**SHORT PROBLEM**
Each line below either holds the string "дополнительно" or doesn't. Count those that do and give only the number.
* begin INFORMATION GIVEN *
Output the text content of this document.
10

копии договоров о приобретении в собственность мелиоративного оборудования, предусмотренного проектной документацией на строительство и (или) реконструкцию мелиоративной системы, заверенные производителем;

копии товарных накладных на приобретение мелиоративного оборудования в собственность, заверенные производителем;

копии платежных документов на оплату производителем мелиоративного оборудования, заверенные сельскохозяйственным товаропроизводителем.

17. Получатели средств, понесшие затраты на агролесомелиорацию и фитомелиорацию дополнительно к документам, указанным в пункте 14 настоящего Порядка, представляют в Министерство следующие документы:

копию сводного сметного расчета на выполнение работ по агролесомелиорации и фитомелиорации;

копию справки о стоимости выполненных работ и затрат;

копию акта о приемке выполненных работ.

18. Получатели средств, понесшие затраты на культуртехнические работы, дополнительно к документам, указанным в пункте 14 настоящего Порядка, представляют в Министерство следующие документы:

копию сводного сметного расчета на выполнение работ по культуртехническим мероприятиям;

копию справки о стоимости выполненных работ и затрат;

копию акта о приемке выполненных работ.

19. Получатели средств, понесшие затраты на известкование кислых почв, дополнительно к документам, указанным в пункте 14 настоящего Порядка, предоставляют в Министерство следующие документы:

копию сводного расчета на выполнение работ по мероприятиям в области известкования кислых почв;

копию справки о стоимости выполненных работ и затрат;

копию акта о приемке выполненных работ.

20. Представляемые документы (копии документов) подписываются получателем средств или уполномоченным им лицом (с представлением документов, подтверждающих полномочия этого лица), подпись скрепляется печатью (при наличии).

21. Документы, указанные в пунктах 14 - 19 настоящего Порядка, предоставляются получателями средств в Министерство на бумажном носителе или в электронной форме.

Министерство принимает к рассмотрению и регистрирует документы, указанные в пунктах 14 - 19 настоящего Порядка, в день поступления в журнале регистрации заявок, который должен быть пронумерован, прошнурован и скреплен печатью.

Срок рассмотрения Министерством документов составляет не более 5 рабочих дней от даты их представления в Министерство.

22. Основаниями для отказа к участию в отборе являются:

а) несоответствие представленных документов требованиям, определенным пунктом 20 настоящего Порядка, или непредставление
* end INFORMATION GIVEN *
* begin INFORMATION GIVEN *
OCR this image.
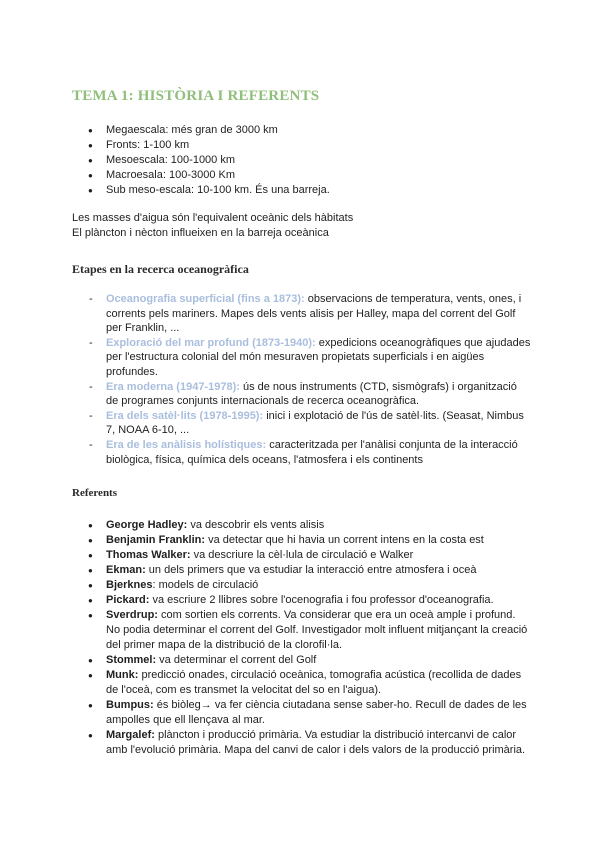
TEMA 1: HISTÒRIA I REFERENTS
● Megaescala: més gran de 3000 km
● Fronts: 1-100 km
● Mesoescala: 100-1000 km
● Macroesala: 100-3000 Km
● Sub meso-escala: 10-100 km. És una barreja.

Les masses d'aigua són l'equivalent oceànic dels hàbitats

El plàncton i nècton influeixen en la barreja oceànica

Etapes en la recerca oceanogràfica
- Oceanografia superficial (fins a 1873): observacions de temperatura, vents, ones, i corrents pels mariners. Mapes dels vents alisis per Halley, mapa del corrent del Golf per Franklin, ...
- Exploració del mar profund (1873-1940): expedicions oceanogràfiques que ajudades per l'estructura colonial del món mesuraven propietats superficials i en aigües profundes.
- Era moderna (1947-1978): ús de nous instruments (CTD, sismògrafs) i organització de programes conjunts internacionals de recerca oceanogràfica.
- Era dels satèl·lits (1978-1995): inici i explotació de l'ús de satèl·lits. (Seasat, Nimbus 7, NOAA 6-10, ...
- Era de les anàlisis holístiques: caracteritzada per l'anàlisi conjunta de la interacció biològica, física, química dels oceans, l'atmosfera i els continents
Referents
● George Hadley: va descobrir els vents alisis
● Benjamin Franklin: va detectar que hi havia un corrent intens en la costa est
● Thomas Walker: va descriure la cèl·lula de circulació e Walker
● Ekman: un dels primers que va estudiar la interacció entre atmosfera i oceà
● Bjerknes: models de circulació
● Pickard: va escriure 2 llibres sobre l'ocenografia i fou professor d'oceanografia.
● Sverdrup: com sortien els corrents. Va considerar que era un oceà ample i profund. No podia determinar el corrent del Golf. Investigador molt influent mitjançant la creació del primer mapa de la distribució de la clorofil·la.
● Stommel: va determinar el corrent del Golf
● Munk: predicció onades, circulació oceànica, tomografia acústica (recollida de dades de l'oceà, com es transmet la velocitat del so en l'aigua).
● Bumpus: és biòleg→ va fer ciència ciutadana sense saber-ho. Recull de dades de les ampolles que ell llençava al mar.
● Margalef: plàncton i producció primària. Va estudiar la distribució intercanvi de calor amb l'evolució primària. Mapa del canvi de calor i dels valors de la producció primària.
* end INFORMATION GIVEN *
**COMPLETED TASK**
3